## EXERCISE DESCRIPTION
Using the data beneath, show every line that includes the word "grudnia".

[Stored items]
** BEGIN **
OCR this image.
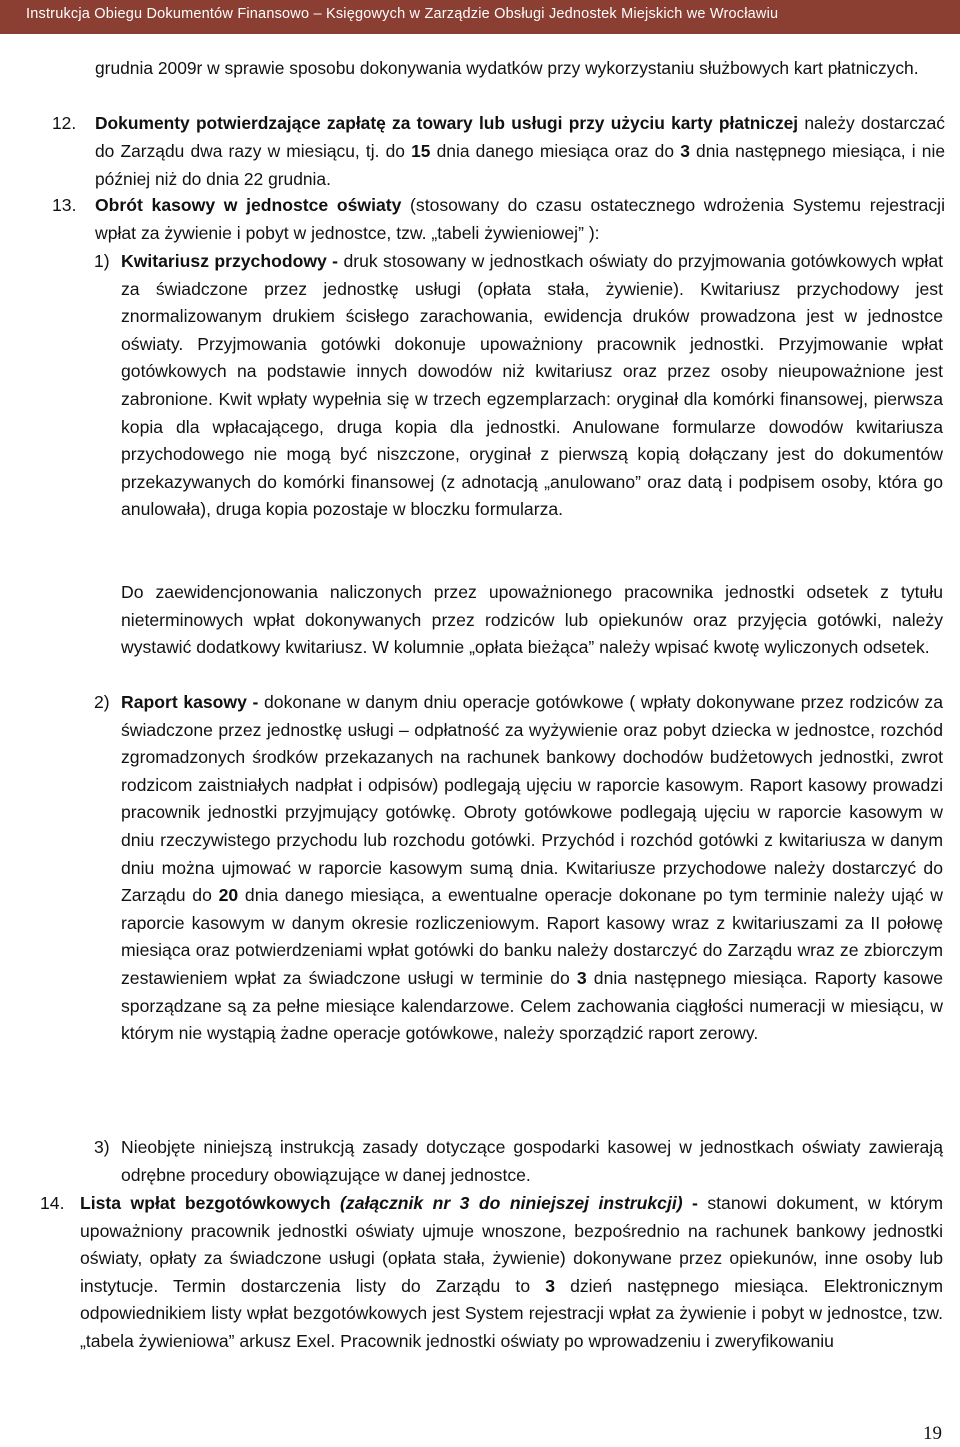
Instrukcja Obiegu Dokumentów Finansowo – Księgowych w Zarządzie Obsługi Jednostek Miejskich we Wrocławiu
grudnia 2009r w sprawie sposobu dokonywania wydatków przy wykorzystaniu służbowych kart płatniczych.
12. Dokumenty potwierdzające zapłatę za towary lub usługi przy użyciu karty płatniczej należy dostarczać do Zarządu dwa razy w miesiącu, tj. do 15 dnia danego miesiąca oraz do 3 dnia następnego miesiąca, i nie później niż do dnia 22 grudnia.
13. Obrót kasowy w jednostce oświaty (stosowany do czasu ostatecznego wdrożenia Systemu rejestracji wpłat za żywienie i pobyt w jednostce, tzw. „tabeli żywieniowej” ):
1) Kwitariusz przychodowy - druk stosowany w jednostkach oświaty do przyjmowania gotówkowych wpłat za świadczone przez jednostkę usługi (opłata stała, żywienie). Kwitariusz przychodowy jest znormalizowanym drukiem ścisłego zarachowania, ewidencja druków prowadzona jest w jednostce oświaty. Przyjmowania gotówki dokonuje upoważniony pracownik jednostki. Przyjmowanie wpłat gotówkowych na podstawie innych dowodów niż kwitariusz oraz przez osoby nieupoważnione jest zabronione. Kwit wpłaty wypełnia się w trzech egzemplarzach: oryginał dla komórki finansowej, pierwsza kopia dla wpłacającego, druga kopia dla jednostki. Anulowane formularze dowodów kwitariusza przychodowego nie mogą być niszczone, oryginał z pierwszą kopią dołączany jest do dokumentów przekazywanych do komórki finansowej (z adnotacją „anulowano” oraz datą i podpisem osoby, która go anulowała), druga kopia pozostaje w bloczku formularza.
Do zaewidencjonowania naliczonych przez upoważnionego pracownika jednostki odsetek z tytułu nieterminowych wpłat dokonywanych przez rodziców lub opiekunów oraz przyjęcia gotówki, należy wystawić dodatkowy kwitariusz. W kolumnie „opłata bieżąca” należy wpisać kwotę wyliczonych odsetek.
2) Raport kasowy - dokonane w danym dniu operacje gotówkowe ( wpłaty dokonywane przez rodziców za świadczone przez jednostkę usługi – odpłatność za wyżywienie oraz pobyt dziecka w jednostce, rozchód zgromadzonych środków przekazanych na rachunek bankowy dochodów budżetowych jednostki, zwrot rodzicom zaistniałych nadpłat i odpisów) podlegają ujęciu w raporcie kasowym. Raport kasowy prowadzi pracownik jednostki przyjmujący gotówkę. Obroty gotówkowe podlegają ujęciu w raporcie kasowym w dniu rzeczywistego przychodu lub rozchodu gotówki. Przychód i rozchód gotówki z kwitariusza w danym dniu można ujmować w raporcie kasowym sumą dnia. Kwitariusze przychodowe należy dostarczyć do Zarządu do 20 dnia danego miesiąca, a ewentualne operacje dokonane po tym terminie należy ująć w raporcie kasowym w danym okresie rozliczeniowym. Raport kasowy wraz z kwitariuszami za II połowę miesiąca oraz potwierdzeniami wpłat gotówki do banku należy dostarczyć do Zarządu wraz ze zbiorczym zestawieniem wpłat za świadczone usługi w terminie do 3 dnia następnego miesiąca. Raporty kasowe sporządzane są za pełne miesiące kalendarzowe. Celem zachowania ciągłości numeracji w miesiącu, w którym nie wystąpią żadne operacje gotówkowe, należy sporządzić raport zerowy.
3) Nieobjęte niniejszą instrukcją zasady dotyczące gospodarki kasowej w jednostkach oświaty zawierają odrębne procedury obowiązujące w danej jednostce.
14. Lista wpłat bezgotówkowych (załącznik nr 3 do niniejszej instrukcji) - stanowi dokument, w którym upoważniony pracownik jednostki oświaty ujmuje wnoszone, bezpośrednio na rachunek bankowy jednostki oświaty, opłaty za świadczone usługi (opłata stała, żywienie) dokonywane przez opiekunów, inne osoby lub instytucje. Termin dostarczenia listy do Zarządu to 3 dzień następnego miesiąca. Elektronicznym odpowiednikiem listy wpłat bezgotówkowych jest System rejestracji wpłat za żywienie i pobyt w jednostce, tzw. „tabela żywieniowa” arkusz Exel. Pracownik jednostki oświaty po wprowadzeniu i zweryfikowaniu
19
** END **
## FULL SOLUTION
grudnia 2009r w sprawie sposobu dokonywania wydatków przy wykorzystaniu służbowych kart płatniczych.
12. Dokumenty potwierdzające zapłatę za towary lub usługi przy użyciu karty płatniczej należy dostarczać do Zarządu dwa razy w miesiącu, tj. do 15 dnia danego miesiąca oraz do 3 dnia następnego miesiąca, i nie później niż do dnia 22 grudnia.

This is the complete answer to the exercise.